REVEL AC, INC. SECOND AMENDMENT TO MASTER DISBURSEMENT AGREEMENT

EX-10.5 25 d364803dex105.htm SECOND AMENDMENT TO MASTER DISBURSEMENT AGREEMENT Second Amendment to Master Disbursement Agreement

Exhibit 10.5

REVEL AC, INC.

SECOND AMENDMENT TO MASTER DISBURSEMENT AGREEMENT

This SECOND AMENDMENT TO MASTER DISBURSEMENT AGREEMENT (this “Amendment”) is dated as of August 22, 2012, and entered into among Revel AC, Inc., a Delaware corporation (theBorrower”), Revel Entertainment Group, LLC, a New Jersey limited liability Borrower (the “OpCo”), JPMorgan Chase Bank, N.A., as disbursement agent (the “Disbursement Agent”), JPMorgan Chase Bank, N.A., as administrative agent and collateral agent under the First Lien Credit Agreement (the “Administrative Agent”), and U.S. Bank National Association, as collateral agent under the Second Lien Indenture (the “Second Lien Collateral Agent”). Reference is made to the Master Disbursement Agreement dated as of February 17, 2011 (as amended by that certain First Amendment to Master Disbursement Agreement dated as of May 3, 2012, the “Disbursement Agreement”), among the Borrower, the OpCo, the Disbursement Agent, the Administrative Agent, and the Second Lien Collateral Agent. Capitalized terms used herein without definition shall have the same meanings as set forth in the Disbursement Agreement (as amended by this Amendment).

W I T N E S S E T H :

WHEREAS, Borrower has requested certain amendments to the Disbursement Agreement in the manner set forth in this Amendment;

WHEREAS, the requisite lenders under the First Lien Credit Agreement (as amended pursuant to the Second Amendment to Credit Agreement, dated the date hereof) have consented to the Administrative Agent entering into this Amendment, and the holders of a majority of the Notes pursuant to the Second Lien Indenture (as amended pursuant to the First Supplemental Indenture, dated the date hereof) have consented to the Second Lien Collateral Agent entering into this Amendment; and

WHEREAS, the Administrative Agent, on behalf of the Lenders, the Disbursement Agent, and the Second Lien Collateral Agent, on behalf of the holders of the Notes, have consented and agreed to the modifications to the Disbursement Agreement set forth in this Amendment, subject to the terms and conditions of this Amendment.

EXERCISE DIRECTIONS ->
Can you set down, word for word, everything in the disbursement agreement amendment from "WHEREAS, the requisite" down to "of this Amendment."?

SOURCE DATA ->
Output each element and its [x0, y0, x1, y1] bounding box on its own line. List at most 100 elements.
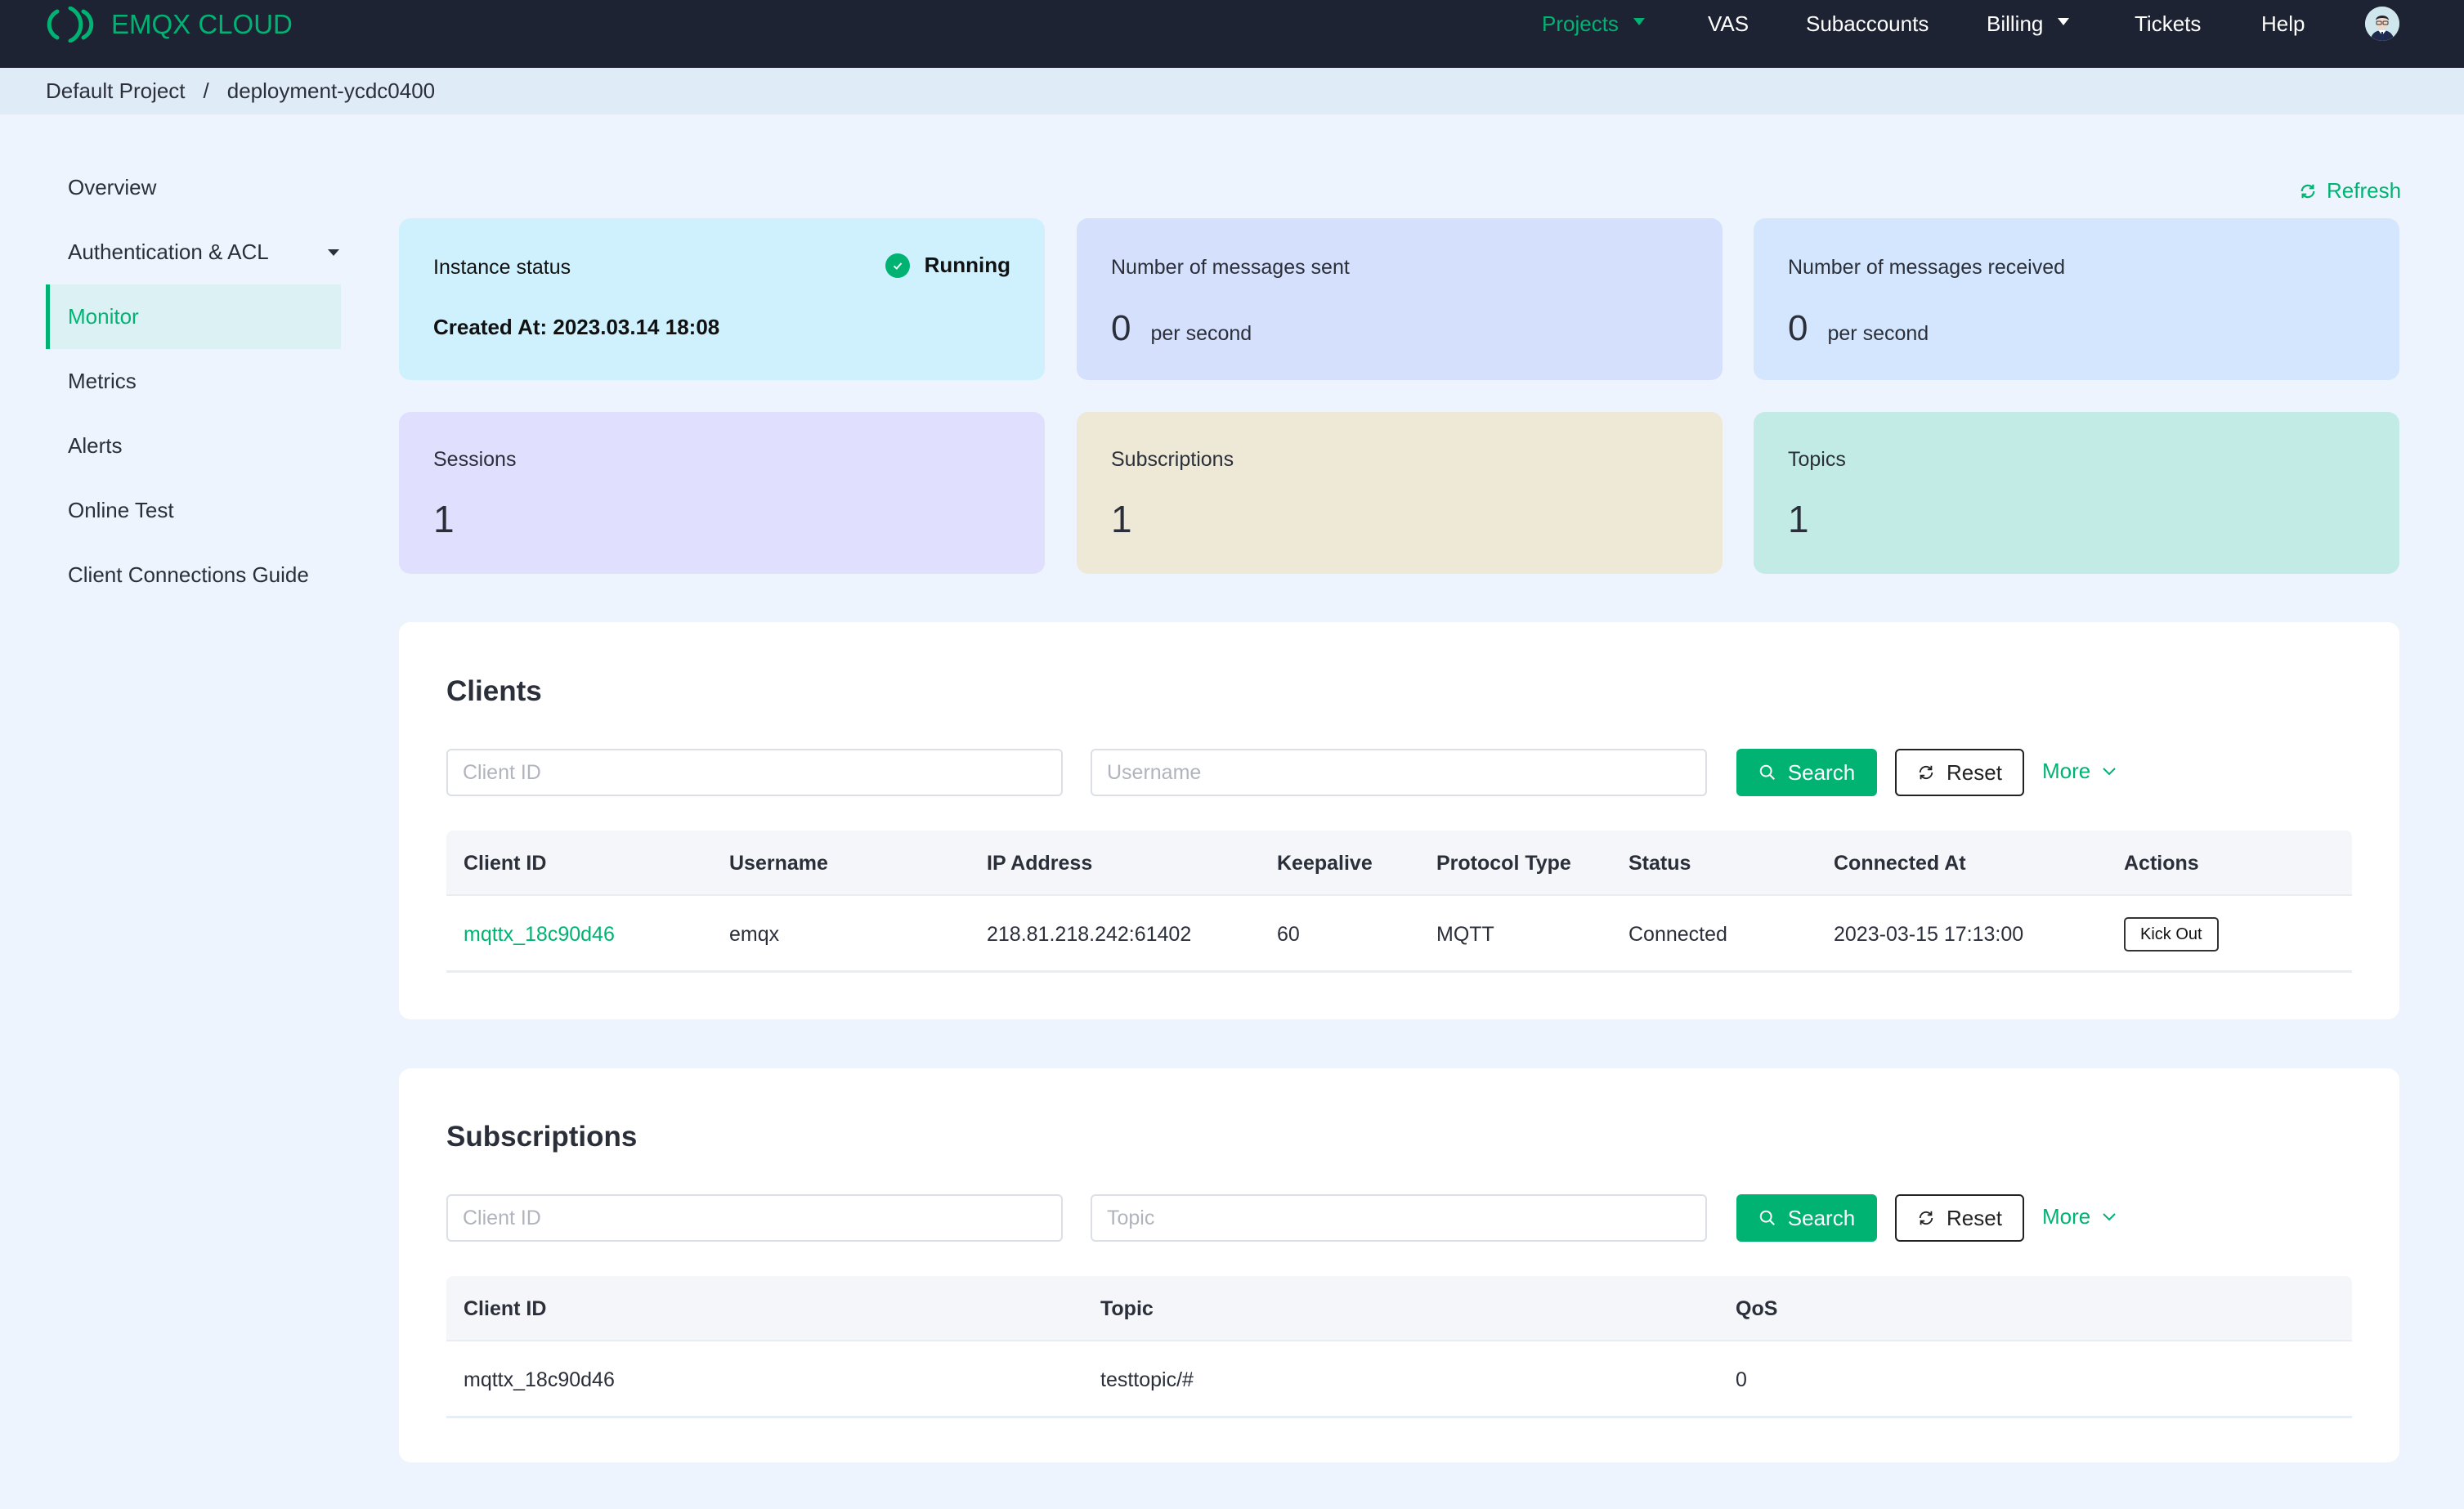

EXPECTED OUTPUT ->
WHEREAS, the requisite lenders under the First Lien Credit Agreement (as amended pursuant to the Second Amendment to Credit Agreement, dated the date hereof) have consented to the Administrative Agent entering into this Amendment, and the holders of a majority of the Notes pursuant to the Second Lien Indenture (as amended pursuant to the First Supplemental Indenture, dated the date hereof) have consented to the Second Lien Collateral Agent entering into this Amendment; and

WHEREAS, the Administrative Agent, on behalf of the Lenders, the Disbursement Agent, and the Second Lien Collateral Agent, on behalf of the holders of the Notes, have consented and agreed to the modifications to the Disbursement Agreement set forth in this Amendment, subject to the terms and conditions of this Amendment.